begin Stored data

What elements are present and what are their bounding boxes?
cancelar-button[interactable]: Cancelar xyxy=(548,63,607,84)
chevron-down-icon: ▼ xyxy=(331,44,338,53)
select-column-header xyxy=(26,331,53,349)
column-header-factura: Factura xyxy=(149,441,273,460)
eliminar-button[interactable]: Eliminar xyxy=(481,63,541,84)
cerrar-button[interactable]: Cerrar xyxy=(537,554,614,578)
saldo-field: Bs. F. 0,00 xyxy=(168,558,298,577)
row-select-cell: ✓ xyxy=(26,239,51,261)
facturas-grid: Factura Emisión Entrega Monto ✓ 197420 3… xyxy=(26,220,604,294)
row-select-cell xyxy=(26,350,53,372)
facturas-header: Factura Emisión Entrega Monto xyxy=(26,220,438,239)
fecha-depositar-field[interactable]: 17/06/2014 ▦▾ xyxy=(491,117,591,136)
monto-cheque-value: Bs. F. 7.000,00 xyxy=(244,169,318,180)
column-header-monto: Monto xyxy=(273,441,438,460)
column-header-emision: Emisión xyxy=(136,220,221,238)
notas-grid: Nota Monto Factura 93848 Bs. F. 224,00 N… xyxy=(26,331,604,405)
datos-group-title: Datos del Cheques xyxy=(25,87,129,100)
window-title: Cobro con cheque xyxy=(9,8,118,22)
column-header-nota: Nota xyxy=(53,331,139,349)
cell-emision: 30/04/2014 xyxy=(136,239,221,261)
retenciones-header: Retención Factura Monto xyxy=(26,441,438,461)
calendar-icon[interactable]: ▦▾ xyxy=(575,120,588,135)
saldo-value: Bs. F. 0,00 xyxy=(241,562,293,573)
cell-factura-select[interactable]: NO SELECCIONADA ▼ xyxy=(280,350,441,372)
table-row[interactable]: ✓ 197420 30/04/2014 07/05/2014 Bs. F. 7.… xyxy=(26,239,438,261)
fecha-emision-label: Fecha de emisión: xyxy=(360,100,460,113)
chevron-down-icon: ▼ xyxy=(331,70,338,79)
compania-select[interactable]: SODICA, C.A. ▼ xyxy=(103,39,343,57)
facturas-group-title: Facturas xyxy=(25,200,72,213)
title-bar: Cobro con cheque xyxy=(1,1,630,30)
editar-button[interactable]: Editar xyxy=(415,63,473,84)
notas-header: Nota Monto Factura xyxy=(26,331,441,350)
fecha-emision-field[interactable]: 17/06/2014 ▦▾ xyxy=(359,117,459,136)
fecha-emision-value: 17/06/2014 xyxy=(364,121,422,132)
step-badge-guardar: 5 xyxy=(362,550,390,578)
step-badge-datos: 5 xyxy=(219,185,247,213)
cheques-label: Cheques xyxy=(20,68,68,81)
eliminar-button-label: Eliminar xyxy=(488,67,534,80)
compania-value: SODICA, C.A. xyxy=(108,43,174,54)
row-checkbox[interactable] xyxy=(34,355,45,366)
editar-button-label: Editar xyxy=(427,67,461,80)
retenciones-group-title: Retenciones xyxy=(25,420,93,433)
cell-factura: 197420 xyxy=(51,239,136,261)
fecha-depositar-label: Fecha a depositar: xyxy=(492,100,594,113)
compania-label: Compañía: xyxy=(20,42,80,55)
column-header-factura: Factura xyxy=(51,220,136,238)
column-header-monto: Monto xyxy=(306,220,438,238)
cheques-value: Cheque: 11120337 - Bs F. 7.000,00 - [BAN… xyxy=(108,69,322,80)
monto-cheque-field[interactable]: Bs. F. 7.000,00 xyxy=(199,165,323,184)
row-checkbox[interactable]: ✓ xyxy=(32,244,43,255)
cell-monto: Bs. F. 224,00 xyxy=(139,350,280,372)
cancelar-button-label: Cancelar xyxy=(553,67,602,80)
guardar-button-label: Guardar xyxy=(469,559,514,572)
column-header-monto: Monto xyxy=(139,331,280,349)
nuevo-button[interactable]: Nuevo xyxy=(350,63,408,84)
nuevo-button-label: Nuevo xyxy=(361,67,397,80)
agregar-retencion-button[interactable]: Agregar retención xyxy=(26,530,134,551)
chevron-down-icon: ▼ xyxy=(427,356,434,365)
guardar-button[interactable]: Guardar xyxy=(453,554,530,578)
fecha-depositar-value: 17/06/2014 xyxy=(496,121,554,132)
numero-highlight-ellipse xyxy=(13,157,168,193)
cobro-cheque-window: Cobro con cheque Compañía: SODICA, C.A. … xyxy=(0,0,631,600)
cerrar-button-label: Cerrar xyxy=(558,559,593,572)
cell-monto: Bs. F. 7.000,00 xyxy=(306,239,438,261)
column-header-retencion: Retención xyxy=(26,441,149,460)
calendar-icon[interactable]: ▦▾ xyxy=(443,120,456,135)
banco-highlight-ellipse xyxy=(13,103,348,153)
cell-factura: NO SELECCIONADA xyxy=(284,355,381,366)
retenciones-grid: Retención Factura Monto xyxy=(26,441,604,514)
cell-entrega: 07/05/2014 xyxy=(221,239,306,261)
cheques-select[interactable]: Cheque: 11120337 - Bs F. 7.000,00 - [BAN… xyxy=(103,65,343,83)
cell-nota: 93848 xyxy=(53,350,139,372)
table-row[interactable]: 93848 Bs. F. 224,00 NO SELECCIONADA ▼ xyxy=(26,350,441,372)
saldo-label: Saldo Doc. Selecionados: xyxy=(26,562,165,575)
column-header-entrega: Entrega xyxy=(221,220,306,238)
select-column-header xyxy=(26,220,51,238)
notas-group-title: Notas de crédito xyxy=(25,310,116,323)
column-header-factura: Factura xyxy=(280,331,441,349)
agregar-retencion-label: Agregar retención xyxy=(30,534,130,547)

end Stored data

== Exercise details ==
Could you lay out every line of the records above as a Markdown table with the columns "Index" and "Text", numbering each row and leaving out blank lines?

== Answer to this problem ==
| Index | Text |
|---|---|
| 1 | What elements are present and what are their bounding boxes? |
| 2 | cancelar-button[interactable]: Cancelar xyxy=(548,63,607,84) |
| 3 | chevron-down-icon: ▼ xyxy=(331,44,338,53) |
| 4 | select-column-header xyxy=(26,331,53,349) |
| 5 | column-header-factura: Factura xyxy=(149,441,273,460) |
| 6 | eliminar-button[interactable]: Eliminar xyxy=(481,63,541,84) |
| 7 | cerrar-button[interactable]: Cerrar xyxy=(537,554,614,578) |
| 8 | saldo-field: Bs. F. 0,00 xyxy=(168,558,298,577) |
| 9 | row-select-cell: ✓ xyxy=(26,239,51,261) |
| 10 | facturas-grid: Factura Emisión Entrega Monto ✓ 197420 3… xyxy=(26,220,604,294) |
| 11 | row-select-cell xyxy=(26,350,53,372) |
| 12 | facturas-header: Factura Emisión Entrega Monto xyxy=(26,220,438,239) |
| 13 | fecha-depositar-field[interactable]: 17/06/2014 ▦▾ xyxy=(491,117,591,136) |
| 14 | monto-cheque-value: Bs. F. 7.000,00 xyxy=(244,169,318,180) |
| 15 | column-header-monto: Monto xyxy=(273,441,438,460) |
| 16 | column-header-emision: Emisión xyxy=(136,220,221,238) |
| 17 | notas-grid: Nota Monto Factura 93848 Bs. F. 224,00 N… xyxy=(26,331,604,405) |
| 18 | datos-group-title: Datos del Cheques xyxy=(25,87,129,100) |
| 19 | window-title: Cobro con cheque xyxy=(9,8,118,22) |
| 20 | column-header-nota: Nota xyxy=(53,331,139,349) |
| 21 | cell-emision: 30/04/2014 xyxy=(136,239,221,261) |
| 22 | retenciones-header: Retención Factura Monto xyxy=(26,441,438,461) |
| 23 | calendar-icon[interactable]: ▦▾ xyxy=(575,120,588,135) |
| 24 | saldo-value: Bs. F. 0,00 xyxy=(241,562,293,573) |
| 25 | cell-factura-select[interactable]: NO SELECCIONADA ▼ xyxy=(280,350,441,372) |
| 26 | table-row[interactable]: ✓ 197420 30/04/2014 07/05/2014 Bs. F. 7.… xyxy=(26,239,438,261) |
| 27 | fecha-emision-label: Fecha de emisión: xyxy=(360,100,460,113) |
| 28 | chevron-down-icon: ▼ xyxy=(331,70,338,79) |
| 29 | compania-select[interactable]: SODICA, C.A. ▼ xyxy=(103,39,343,57) |
| 30 | facturas-group-title: Facturas xyxy=(25,200,72,213) |
| 31 | title-bar: Cobro con cheque xyxy=(1,1,630,30) |
| 32 | editar-button[interactable]: Editar xyxy=(415,63,473,84) |
| 33 | notas-header: Nota Monto Factura xyxy=(26,331,441,350) |
| 34 | fecha-emision-field[interactable]: 17/06/2014 ▦▾ xyxy=(359,117,459,136) |
| 35 | fecha-emision-value: 17/06/2014 xyxy=(364,121,422,132) |
| 36 | step-badge-guardar: 5 xyxy=(362,550,390,578) |
| 37 | step-badge-datos: 5 xyxy=(219,185,247,213) |
| 38 | cheques-label: Cheques xyxy=(20,68,68,81) |
| 39 | eliminar-button-label: Eliminar xyxy=(488,67,534,80) |
| 40 | compania-value: SODICA, C.A. xyxy=(108,43,174,54) |
| 41 | row-checkbox[interactable] xyxy=(34,355,45,366) |
| 42 | editar-button-label: Editar xyxy=(427,67,461,80) |
| 43 | retenciones-group-title: Retenciones xyxy=(25,420,93,433) |
| 44 | cell-factura: 197420 xyxy=(51,239,136,261) |
| 45 | fecha-depositar-label: Fecha a depositar: xyxy=(492,100,594,113) |
| 46 | compania-label: Compañía: xyxy=(20,42,80,55) |
| 47 | column-header-factura: Factura xyxy=(51,220,136,238) |
| 48 | column-header-monto: Monto xyxy=(306,220,438,238) |
| 49 | cheques-value: Cheque: 11120337 - Bs F. 7.000,00 - [BAN… xyxy=(108,69,322,80) |
| 50 | monto-cheque-field[interactable]: Bs. F. 7.000,00 xyxy=(199,165,323,184) |
| 51 | row-checkbox[interactable]: ✓ xyxy=(32,244,43,255) |
| 52 | cell-monto: Bs. F. 224,00 xyxy=(139,350,280,372) |
| 53 | cancelar-button-label: Cancelar xyxy=(553,67,602,80) |
| 54 | guardar-button-label: Guardar xyxy=(469,559,514,572) |
| 55 | column-header-monto: Monto xyxy=(139,331,280,349) |
| 56 | nuevo-button[interactable]: Nuevo xyxy=(350,63,408,84) |
| 57 | nuevo-button-label: Nuevo xyxy=(361,67,397,80) |
| 58 | agregar-retencion-button[interactable]: Agregar retención xyxy=(26,530,134,551) |
| 59 | chevron-down-icon: ▼ xyxy=(427,356,434,365) |
| 60 | guardar-button[interactable]: Guardar xyxy=(453,554,530,578) |
| 61 | fecha-depositar-value: 17/06/2014 xyxy=(496,121,554,132) |
| 62 | numero-highlight-ellipse xyxy=(13,157,168,193) |
| 63 | cobro-cheque-window: Cobro con cheque Compañía: SODICA, C.A. … xyxy=(0,0,631,600) |
| 64 | cerrar-button-label: Cerrar xyxy=(558,559,593,572) |
| 65 | cell-monto: Bs. F. 7.000,00 xyxy=(306,239,438,261) |
| 66 | column-header-retencion: Retención xyxy=(26,441,149,460) |
| 67 | calendar-icon[interactable]: ▦▾ xyxy=(443,120,456,135) |
| 68 | banco-highlight-ellipse xyxy=(13,103,348,153) |
| 69 | cell-factura: NO SELECCIONADA xyxy=(284,355,381,366) |
| 70 | retenciones-grid: Retención Factura Monto xyxy=(26,441,604,514) |
| 71 | cell-entrega: 07/05/2014 xyxy=(221,239,306,261) |
| 72 | cheques-select[interactable]: Cheque: 11120337 - Bs F. 7.000,00 - [BAN… xyxy=(103,65,343,83) |
| 73 | cell-nota: 93848 xyxy=(53,350,139,372) |
| 74 | table-row[interactable]: 93848 Bs. F. 224,00 NO SELECCIONADA ▼ xyxy=(26,350,441,372) |
| 75 | saldo-label: Saldo Doc. Selecionados: xyxy=(26,562,165,575) |
| 76 | column-header-entrega: Entrega xyxy=(221,220,306,238) |
| 77 | select-column-header xyxy=(26,220,51,238) |
| 78 | notas-group-title: Notas de crédito xyxy=(25,310,116,323) |
| 79 | column-header-factura: Factura xyxy=(280,331,441,349) |
| 80 | agregar-retencion-label: Agregar retención xyxy=(30,534,130,547) |